#### Exercise materials
■ ■ ■ ■ ■

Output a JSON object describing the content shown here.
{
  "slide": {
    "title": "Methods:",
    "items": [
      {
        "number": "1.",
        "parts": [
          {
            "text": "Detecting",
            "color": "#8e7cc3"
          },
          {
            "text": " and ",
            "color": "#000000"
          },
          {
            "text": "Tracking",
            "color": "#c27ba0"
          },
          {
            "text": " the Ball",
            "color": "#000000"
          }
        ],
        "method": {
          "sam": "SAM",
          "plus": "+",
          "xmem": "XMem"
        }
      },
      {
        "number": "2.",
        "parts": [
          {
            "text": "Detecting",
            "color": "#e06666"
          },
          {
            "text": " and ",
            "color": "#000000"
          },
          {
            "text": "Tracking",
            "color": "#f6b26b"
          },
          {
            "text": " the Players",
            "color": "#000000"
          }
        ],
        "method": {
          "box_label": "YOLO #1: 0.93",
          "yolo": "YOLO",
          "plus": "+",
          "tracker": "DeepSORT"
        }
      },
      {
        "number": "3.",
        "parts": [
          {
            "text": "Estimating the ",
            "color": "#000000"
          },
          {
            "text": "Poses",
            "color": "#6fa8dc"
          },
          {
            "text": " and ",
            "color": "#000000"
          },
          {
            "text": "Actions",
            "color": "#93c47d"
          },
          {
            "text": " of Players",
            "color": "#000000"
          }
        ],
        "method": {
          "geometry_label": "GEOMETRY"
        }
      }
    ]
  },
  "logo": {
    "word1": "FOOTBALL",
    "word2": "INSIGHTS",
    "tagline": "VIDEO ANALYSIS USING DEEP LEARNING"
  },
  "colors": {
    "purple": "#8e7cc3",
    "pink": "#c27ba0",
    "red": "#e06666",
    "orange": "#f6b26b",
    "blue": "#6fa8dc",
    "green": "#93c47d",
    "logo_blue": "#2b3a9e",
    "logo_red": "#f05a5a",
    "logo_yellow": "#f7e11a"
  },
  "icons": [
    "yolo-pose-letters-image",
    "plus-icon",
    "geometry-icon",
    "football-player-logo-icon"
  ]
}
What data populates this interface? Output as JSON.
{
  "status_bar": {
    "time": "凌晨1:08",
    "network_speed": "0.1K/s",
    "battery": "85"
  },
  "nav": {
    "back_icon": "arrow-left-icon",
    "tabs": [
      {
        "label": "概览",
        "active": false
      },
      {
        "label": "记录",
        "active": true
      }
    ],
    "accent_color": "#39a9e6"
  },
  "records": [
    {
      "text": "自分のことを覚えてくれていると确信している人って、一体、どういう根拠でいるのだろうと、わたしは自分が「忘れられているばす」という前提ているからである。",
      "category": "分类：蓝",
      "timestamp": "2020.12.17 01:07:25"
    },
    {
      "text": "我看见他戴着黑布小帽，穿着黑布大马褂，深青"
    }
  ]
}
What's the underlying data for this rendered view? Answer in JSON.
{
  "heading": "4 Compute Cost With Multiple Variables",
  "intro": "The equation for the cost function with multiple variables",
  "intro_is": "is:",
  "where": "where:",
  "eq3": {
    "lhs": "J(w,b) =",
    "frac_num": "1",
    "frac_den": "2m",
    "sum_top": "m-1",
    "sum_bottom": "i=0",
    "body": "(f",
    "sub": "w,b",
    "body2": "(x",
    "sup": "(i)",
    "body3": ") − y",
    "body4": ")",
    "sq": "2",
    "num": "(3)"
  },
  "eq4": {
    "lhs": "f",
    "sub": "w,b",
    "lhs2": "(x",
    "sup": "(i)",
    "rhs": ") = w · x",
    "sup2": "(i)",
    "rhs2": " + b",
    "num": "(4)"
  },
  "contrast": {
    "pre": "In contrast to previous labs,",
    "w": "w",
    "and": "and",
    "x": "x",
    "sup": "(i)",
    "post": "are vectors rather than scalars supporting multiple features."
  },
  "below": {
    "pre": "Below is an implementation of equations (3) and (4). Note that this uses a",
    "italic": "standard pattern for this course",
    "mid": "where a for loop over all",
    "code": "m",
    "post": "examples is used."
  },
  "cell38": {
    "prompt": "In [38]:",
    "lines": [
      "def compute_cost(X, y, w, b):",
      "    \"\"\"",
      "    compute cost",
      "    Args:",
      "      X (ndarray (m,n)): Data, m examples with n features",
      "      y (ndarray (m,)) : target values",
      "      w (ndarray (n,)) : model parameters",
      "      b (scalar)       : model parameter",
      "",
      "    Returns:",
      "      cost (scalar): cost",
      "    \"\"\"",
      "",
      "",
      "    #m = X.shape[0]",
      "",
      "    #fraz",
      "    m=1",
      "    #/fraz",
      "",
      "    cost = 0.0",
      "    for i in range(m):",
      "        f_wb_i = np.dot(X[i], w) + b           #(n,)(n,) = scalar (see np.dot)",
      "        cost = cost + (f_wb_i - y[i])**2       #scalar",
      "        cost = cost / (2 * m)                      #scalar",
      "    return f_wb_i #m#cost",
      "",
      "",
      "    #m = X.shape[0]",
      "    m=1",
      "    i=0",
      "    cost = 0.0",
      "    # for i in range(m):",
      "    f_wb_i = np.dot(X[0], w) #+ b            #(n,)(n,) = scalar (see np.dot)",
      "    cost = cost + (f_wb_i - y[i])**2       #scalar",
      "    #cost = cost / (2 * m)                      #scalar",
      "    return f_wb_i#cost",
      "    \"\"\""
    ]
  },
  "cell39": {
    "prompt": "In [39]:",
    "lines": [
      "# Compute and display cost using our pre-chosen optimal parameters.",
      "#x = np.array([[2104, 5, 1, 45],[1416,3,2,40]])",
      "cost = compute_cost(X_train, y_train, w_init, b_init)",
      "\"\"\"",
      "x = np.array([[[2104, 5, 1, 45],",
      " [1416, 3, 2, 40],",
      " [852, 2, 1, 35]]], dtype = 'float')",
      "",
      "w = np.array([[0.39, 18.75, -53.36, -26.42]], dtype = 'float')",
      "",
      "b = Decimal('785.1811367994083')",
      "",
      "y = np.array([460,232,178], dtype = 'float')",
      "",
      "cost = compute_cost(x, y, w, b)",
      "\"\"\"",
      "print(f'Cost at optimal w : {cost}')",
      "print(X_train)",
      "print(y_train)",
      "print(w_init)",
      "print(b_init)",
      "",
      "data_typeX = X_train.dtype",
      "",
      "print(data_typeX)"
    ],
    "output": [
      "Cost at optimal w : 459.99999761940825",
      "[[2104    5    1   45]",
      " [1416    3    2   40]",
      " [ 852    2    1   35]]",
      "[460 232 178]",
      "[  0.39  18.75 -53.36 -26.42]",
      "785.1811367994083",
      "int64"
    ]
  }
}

■ ■ ■ ■ ■

#### Required task
What is needed here is an exact reproduction of all the entries.

#### Exercise answer
Output a JSON object describing the content shown here.
{
  "slide": {
    "title": "Methods:",
    "items": [
      {
        "number": "1.",
        "parts": [
          {
            "text": "Detecting",
            "color": "#8e7cc3"
          },
          {
            "text": " and ",
            "color": "#000000"
          },
          {
            "text": "Tracking",
            "color": "#c27ba0"
          },
          {
            "text": " the Ball",
            "color": "#000000"
          }
        ],
        "method": {
          "sam": "SAM",
          "plus": "+",
          "xmem": "XMem"
        }
      },
      {
        "number": "2.",
        "parts": [
          {
            "text": "Detecting",
            "color": "#e06666"
          },
          {
            "text": " and ",
            "color": "#000000"
          },
          {
            "text": "Tracking",
            "color": "#f6b26b"
          },
          {
            "text": " the Players",
            "color": "#000000"
          }
        ],
        "method": {
          "box_label": "YOLO #1: 0.93",
          "yolo": "YOLO",
          "plus": "+",
          "tracker": "DeepSORT"
        }
      },
      {
        "number": "3.",
        "parts": [
          {
            "text": "Estimating the ",
            "color": "#000000"
          },
          {
            "text": "Poses",
            "color": "#6fa8dc"
          },
          {
            "text": " and ",
            "color": "#000000"
          },
          {
            "text": "Actions",
            "color": "#93c47d"
          },
          {
            "text": " of Players",
            "color": "#000000"
          }
        ],
        "method": {
          "geometry_label": "GEOMETRY"
        }
      }
    ]
  },
  "logo": {
    "word1": "FOOTBALL",
    "word2": "INSIGHTS",
    "tagline": "VIDEO ANALYSIS USING DEEP LEARNING"
  },
  "colors": {
    "purple": "#8e7cc3",
    "pink": "#c27ba0",
    "red": "#e06666",
    "orange": "#f6b26b",
    "blue": "#6fa8dc",
    "green": "#93c47d",
    "logo_blue": "#2b3a9e",
    "logo_red": "#f05a5a",
    "logo_yellow": "#f7e11a"
  },
  "icons": [
    "yolo-pose-letters-image",
    "plus-icon",
    "geometry-icon",
    "football-player-logo-icon"
  ]
}
What data populates this interface? Output as JSON.
{
  "status_bar": {
    "time": "凌晨1:08",
    "network_speed": "0.1K/s",
    "battery": "85"
  },
  "nav": {
    "back_icon": "arrow-left-icon",
    "tabs": [
      {
        "label": "概览",
        "active": false
      },
      {
        "label": "记录",
        "active": true
      }
    ],
    "accent_color": "#39a9e6"
  },
  "records": [
    {
      "text": "自分のことを覚えてくれていると确信している人って、一体、どういう根拠でいるのだろうと、わたしは自分が「忘れられているばす」という前提ているからである。",
      "category": "分类：蓝",
      "timestamp": "2020.12.17 01:07:25"
    },
    {
      "text": "我看见他戴着黑布小帽，穿着黑布大马褂，深青"
    }
  ]
}
What's the underlying data for this rendered view? Answer in JSON.
{
  "heading": "4 Compute Cost With Multiple Variables",
  "intro": "The equation for the cost function with multiple variables",
  "intro_is": "is:",
  "where": "where:",
  "eq3": {
    "lhs": "J(w,b) =",
    "frac_num": "1",
    "frac_den": "2m",
    "sum_top": "m-1",
    "sum_bottom": "i=0",
    "body": "(f",
    "sub": "w,b",
    "body2": "(x",
    "sup": "(i)",
    "body3": ") − y",
    "body4": ")",
    "sq": "2",
    "num": "(3)"
  },
  "eq4": {
    "lhs": "f",
    "sub": "w,b",
    "lhs2": "(x",
    "sup": "(i)",
    "rhs": ") = w · x",
    "sup2": "(i)",
    "rhs2": " + b",
    "num": "(4)"
  },
  "contrast": {
    "pre": "In contrast to previous labs,",
    "w": "w",
    "and": "and",
    "x": "x",
    "sup": "(i)",
    "post": "are vectors rather than scalars supporting multiple features."
  },
  "below": {
    "pre": "Below is an implementation of equations (3) and (4). Note that this uses a",
    "italic": "standard pattern for this course",
    "mid": "where a for loop over all",
    "code": "m",
    "post": "examples is used."
  },
  "cell38": {
    "prompt": "In [38]:",
    "lines": [
      "def compute_cost(X, y, w, b):",
      "    \"\"\"",
      "    compute cost",
      "    Args:",
      "      X (ndarray (m,n)): Data, m examples with n features",
      "      y (ndarray (m,)) : target values",
      "      w (ndarray (n,)) : model parameters",
      "      b (scalar)       : model parameter",
      "",
      "    Returns:",
      "      cost (scalar): cost",
      "    \"\"\"",
      "",
      "",
      "    #m = X.shape[0]",
      "",
      "    #fraz",
      "    m=1",
      "    #/fraz",
      "",
      "    cost = 0.0",
      "    for i in range(m):",
      "        f_wb_i = np.dot(X[i], w) + b           #(n,)(n,) = scalar (see np.dot)",
      "        cost = cost + (f_wb_i - y[i])**2       #scalar",
      "        cost = cost / (2 * m)                      #scalar",
      "    return f_wb_i #m#cost",
      "",
      "",
      "    #m = X.shape[0]",
      "    m=1",
      "    i=0",
      "    cost = 0.0",
      "    # for i in range(m):",
      "    f_wb_i = np.dot(X[0], w) #+ b            #(n,)(n,) = scalar (see np.dot)",
      "    cost = cost + (f_wb_i - y[i])**2       #scalar",
      "    #cost = cost / (2 * m)                      #scalar",
      "    return f_wb_i#cost",
      "    \"\"\""
    ]
  },
  "cell39": {
    "prompt": "In [39]:",
    "lines": [
      "# Compute and display cost using our pre-chosen optimal parameters.",
      "#x = np.array([[2104, 5, 1, 45],[1416,3,2,40]])",
      "cost = compute_cost(X_train, y_train, w_init, b_init)",
      "\"\"\"",
      "x = np.array([[[2104, 5, 1, 45],",
      " [1416, 3, 2, 40],",
      " [852, 2, 1, 35]]], dtype = 'float')",
      "",
      "w = np.array([[0.39, 18.75, -53.36, -26.42]], dtype = 'float')",
      "",
      "b = Decimal('785.1811367994083')",
      "",
      "y = np.array([460,232,178], dtype = 'float')",
      "",
      "cost = compute_cost(x, y, w, b)",
      "\"\"\"",
      "print(f'Cost at optimal w : {cost}')",
      "print(X_train)",
      "print(y_train)",
      "print(w_init)",
      "print(b_init)",
      "",
      "data_typeX = X_train.dtype",
      "",
      "print(data_typeX)"
    ],
    "output": [
      "Cost at optimal w : 459.99999761940825",
      "[[2104    5    1   45]",
      " [1416    3    2   40]",
      " [ 852    2    1   35]]",
      "[460 232 178]",
      "[  0.39  18.75 -53.36 -26.42]",
      "785.1811367994083",
      "int64"
    ]
  }
}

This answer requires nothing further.